▸ **Problem requirements**: Retype all of the data exactly as given.

▸ **Records provided**:
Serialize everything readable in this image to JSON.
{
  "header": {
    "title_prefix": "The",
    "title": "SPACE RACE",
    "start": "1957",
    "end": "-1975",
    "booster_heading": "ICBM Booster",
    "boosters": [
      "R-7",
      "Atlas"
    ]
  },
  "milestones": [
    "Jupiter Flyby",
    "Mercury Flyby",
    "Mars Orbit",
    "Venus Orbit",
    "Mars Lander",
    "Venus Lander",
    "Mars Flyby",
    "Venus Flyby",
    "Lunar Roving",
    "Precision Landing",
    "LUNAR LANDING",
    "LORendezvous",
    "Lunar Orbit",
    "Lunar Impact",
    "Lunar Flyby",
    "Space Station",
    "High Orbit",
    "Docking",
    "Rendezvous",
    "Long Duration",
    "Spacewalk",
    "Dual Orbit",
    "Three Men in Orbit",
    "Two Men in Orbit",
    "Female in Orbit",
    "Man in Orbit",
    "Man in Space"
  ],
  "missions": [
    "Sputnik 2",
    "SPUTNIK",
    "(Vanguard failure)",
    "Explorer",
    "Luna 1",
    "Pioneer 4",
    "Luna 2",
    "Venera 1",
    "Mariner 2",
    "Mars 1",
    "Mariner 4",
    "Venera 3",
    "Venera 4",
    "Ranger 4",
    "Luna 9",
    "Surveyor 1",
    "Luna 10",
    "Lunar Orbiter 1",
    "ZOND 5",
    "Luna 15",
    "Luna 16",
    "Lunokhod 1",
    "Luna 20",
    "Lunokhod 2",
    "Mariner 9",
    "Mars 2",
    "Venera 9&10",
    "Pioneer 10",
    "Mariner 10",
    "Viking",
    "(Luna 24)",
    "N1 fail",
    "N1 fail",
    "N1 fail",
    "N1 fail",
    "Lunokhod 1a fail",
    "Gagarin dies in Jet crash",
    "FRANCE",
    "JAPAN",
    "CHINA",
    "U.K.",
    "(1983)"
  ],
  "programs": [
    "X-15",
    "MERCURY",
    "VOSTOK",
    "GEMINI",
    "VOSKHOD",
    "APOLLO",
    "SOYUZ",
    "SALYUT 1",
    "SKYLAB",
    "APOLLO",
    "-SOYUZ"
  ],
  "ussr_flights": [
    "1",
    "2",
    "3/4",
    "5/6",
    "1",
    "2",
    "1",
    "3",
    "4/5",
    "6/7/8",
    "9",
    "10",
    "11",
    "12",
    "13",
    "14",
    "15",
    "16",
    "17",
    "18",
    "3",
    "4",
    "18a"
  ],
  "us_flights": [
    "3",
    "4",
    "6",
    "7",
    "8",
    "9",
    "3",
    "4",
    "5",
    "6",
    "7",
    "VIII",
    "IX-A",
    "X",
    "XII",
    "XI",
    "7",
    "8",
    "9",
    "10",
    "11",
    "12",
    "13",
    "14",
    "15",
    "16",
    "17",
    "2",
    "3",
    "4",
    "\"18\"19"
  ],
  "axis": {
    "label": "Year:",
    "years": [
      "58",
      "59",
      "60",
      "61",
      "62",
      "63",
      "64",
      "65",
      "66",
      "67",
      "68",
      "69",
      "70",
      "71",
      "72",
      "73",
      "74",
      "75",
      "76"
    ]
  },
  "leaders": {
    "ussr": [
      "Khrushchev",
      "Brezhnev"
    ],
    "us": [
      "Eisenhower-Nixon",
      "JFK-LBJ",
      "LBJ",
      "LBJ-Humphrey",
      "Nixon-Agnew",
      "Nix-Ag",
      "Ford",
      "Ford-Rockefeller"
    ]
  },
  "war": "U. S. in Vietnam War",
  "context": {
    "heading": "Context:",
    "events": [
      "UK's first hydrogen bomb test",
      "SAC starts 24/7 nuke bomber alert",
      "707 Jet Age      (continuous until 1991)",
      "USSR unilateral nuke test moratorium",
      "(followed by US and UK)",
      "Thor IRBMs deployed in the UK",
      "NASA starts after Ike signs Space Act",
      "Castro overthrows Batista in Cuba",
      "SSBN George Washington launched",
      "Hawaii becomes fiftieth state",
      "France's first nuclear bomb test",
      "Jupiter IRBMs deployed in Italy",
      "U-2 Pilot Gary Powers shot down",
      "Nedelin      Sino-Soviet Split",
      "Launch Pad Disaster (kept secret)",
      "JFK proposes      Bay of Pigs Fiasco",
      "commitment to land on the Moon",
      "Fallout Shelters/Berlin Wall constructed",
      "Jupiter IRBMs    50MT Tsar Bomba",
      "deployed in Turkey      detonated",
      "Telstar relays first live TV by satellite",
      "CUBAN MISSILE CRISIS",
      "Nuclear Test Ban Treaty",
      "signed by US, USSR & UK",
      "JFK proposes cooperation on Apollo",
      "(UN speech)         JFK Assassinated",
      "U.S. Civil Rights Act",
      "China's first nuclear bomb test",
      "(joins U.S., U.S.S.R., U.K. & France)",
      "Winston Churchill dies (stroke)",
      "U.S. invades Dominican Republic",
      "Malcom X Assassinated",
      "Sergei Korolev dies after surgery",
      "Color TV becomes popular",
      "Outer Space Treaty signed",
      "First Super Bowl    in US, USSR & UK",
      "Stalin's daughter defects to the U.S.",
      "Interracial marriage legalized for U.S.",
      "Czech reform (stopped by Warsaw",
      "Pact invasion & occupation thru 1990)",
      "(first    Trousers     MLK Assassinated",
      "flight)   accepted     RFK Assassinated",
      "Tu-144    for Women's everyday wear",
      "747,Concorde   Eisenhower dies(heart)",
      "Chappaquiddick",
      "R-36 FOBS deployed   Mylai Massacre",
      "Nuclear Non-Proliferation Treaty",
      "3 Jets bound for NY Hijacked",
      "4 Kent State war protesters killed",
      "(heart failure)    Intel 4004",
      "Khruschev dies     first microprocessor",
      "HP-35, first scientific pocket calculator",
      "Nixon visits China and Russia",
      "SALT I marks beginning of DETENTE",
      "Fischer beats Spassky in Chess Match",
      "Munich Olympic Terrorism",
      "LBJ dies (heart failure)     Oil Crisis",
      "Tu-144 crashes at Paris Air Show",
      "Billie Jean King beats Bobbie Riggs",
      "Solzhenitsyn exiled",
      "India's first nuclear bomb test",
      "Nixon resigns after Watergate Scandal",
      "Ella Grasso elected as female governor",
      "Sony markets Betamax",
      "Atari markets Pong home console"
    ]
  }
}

▸ **Answer to the problem**:
Serialize everything readable in this image to JSON.
{
  "header": {
    "title_prefix": "The",
    "title": "SPACE RACE",
    "start": "1957",
    "end": "-1975",
    "booster_heading": "ICBM Booster",
    "boosters": [
      "R-7",
      "Atlas"
    ]
  },
  "milestones": [
    "Jupiter Flyby",
    "Mercury Flyby",
    "Mars Orbit",
    "Venus Orbit",
    "Mars Lander",
    "Venus Lander",
    "Mars Flyby",
    "Venus Flyby",
    "Lunar Roving",
    "Precision Landing",
    "LUNAR LANDING",
    "LORendezvous",
    "Lunar Orbit",
    "Lunar Impact",
    "Lunar Flyby",
    "Space Station",
    "High Orbit",
    "Docking",
    "Rendezvous",
    "Long Duration",
    "Spacewalk",
    "Dual Orbit",
    "Three Men in Orbit",
    "Two Men in Orbit",
    "Female in Orbit",
    "Man in Orbit",
    "Man in Space"
  ],
  "missions": [
    "Sputnik 2",
    "SPUTNIK",
    "(Vanguard failure)",
    "Explorer",
    "Luna 1",
    "Pioneer 4",
    "Luna 2",
    "Venera 1",
    "Mariner 2",
    "Mars 1",
    "Mariner 4",
    "Venera 3",
    "Venera 4",
    "Ranger 4",
    "Luna 9",
    "Surveyor 1",
    "Luna 10",
    "Lunar Orbiter 1",
    "ZOND 5",
    "Luna 15",
    "Luna 16",
    "Lunokhod 1",
    "Luna 20",
    "Lunokhod 2",
    "Mariner 9",
    "Mars 2",
    "Venera 9&10",
    "Pioneer 10",
    "Mariner 10",
    "Viking",
    "(Luna 24)",
    "N1 fail",
    "N1 fail",
    "N1 fail",
    "N1 fail",
    "Lunokhod 1a fail",
    "Gagarin dies in Jet crash",
    "FRANCE",
    "JAPAN",
    "CHINA",
    "U.K.",
    "(1983)"
  ],
  "programs": [
    "X-15",
    "MERCURY",
    "VOSTOK",
    "GEMINI",
    "VOSKHOD",
    "APOLLO",
    "SOYUZ",
    "SALYUT 1",
    "SKYLAB",
    "APOLLO",
    "-SOYUZ"
  ],
  "ussr_flights": [
    "1",
    "2",
    "3/4",
    "5/6",
    "1",
    "2",
    "1",
    "3",
    "4/5",
    "6/7/8",
    "9",
    "10",
    "11",
    "12",
    "13",
    "14",
    "15",
    "16",
    "17",
    "18",
    "3",
    "4",
    "18a"
  ],
  "us_flights": [
    "3",
    "4",
    "6",
    "7",
    "8",
    "9",
    "3",
    "4",
    "5",
    "6",
    "7",
    "VIII",
    "IX-A",
    "X",
    "XII",
    "XI",
    "7",
    "8",
    "9",
    "10",
    "11",
    "12",
    "13",
    "14",
    "15",
    "16",
    "17",
    "2",
    "3",
    "4",
    "\"18\"19"
  ],
  "axis": {
    "label": "Year:",
    "years": [
      "58",
      "59",
      "60",
      "61",
      "62",
      "63",
      "64",
      "65",
      "66",
      "67",
      "68",
      "69",
      "70",
      "71",
      "72",
      "73",
      "74",
      "75",
      "76"
    ]
  },
  "leaders": {
    "ussr": [
      "Khrushchev",
      "Brezhnev"
    ],
    "us": [
      "Eisenhower-Nixon",
      "JFK-LBJ",
      "LBJ",
      "LBJ-Humphrey",
      "Nixon-Agnew",
      "Nix-Ag",
      "Ford",
      "Ford-Rockefeller"
    ]
  },
  "war": "U. S. in Vietnam War",
  "context": {
    "heading": "Context:",
    "events": [
      "UK's first hydrogen bomb test",
      "SAC starts 24/7 nuke bomber alert",
      "707 Jet Age      (continuous until 1991)",
      "USSR unilateral nuke test moratorium",
      "(followed by US and UK)",
      "Thor IRBMs deployed in the UK",
      "NASA starts after Ike signs Space Act",
      "Castro overthrows Batista in Cuba",
      "SSBN George Washington launched",
      "Hawaii becomes fiftieth state",
      "France's first nuclear bomb test",
      "Jupiter IRBMs deployed in Italy",
      "U-2 Pilot Gary Powers shot down",
      "Nedelin      Sino-Soviet Split",
      "Launch Pad Disaster (kept secret)",
      "JFK proposes      Bay of Pigs Fiasco",
      "commitment to land on the Moon",
      "Fallout Shelters/Berlin Wall constructed",
      "Jupiter IRBMs    50MT Tsar Bomba",
      "deployed in Turkey      detonated",
      "Telstar relays first live TV by satellite",
      "CUBAN MISSILE CRISIS",
      "Nuclear Test Ban Treaty",
      "signed by US, USSR & UK",
      "JFK proposes cooperation on Apollo",
      "(UN speech)         JFK Assassinated",
      "U.S. Civil Rights Act",
      "China's first nuclear bomb test",
      "(joins U.S., U.S.S.R., U.K. & France)",
      "Winston Churchill dies (stroke)",
      "U.S. invades Dominican Republic",
      "Malcom X Assassinated",
      "Sergei Korolev dies after surgery",
      "Color TV becomes popular",
      "Outer Space Treaty signed",
      "First Super Bowl    in US, USSR & UK",
      "Stalin's daughter defects to the U.S.",
      "Interracial marriage legalized for U.S.",
      "Czech reform (stopped by Warsaw",
      "Pact invasion & occupation thru 1990)",
      "(first    Trousers     MLK Assassinated",
      "flight)   accepted     RFK Assassinated",
      "Tu-144    for Women's everyday wear",
      "747,Concorde   Eisenhower dies(heart)",
      "Chappaquiddick",
      "R-36 FOBS deployed   Mylai Massacre",
      "Nuclear Non-Proliferation Treaty",
      "3 Jets bound for NY Hijacked",
      "4 Kent State war protesters killed",
      "(heart failure)    Intel 4004",
      "Khruschev dies     first microprocessor",
      "HP-35, first scientific pocket calculator",
      "Nixon visits China and Russia",
      "SALT I marks beginning of DETENTE",
      "Fischer beats Spassky in Chess Match",
      "Munich Olympic Terrorism",
      "LBJ dies (heart failure)     Oil Crisis",
      "Tu-144 crashes at Paris Air Show",
      "Billie Jean King beats Bobbie Riggs",
      "Solzhenitsyn exiled",
      "India's first nuclear bomb test",
      "Nixon resigns after Watergate Scandal",
      "Ella Grasso elected as female governor",
      "Sony markets Betamax",
      "Atari markets Pong home console"
    ]
  }
}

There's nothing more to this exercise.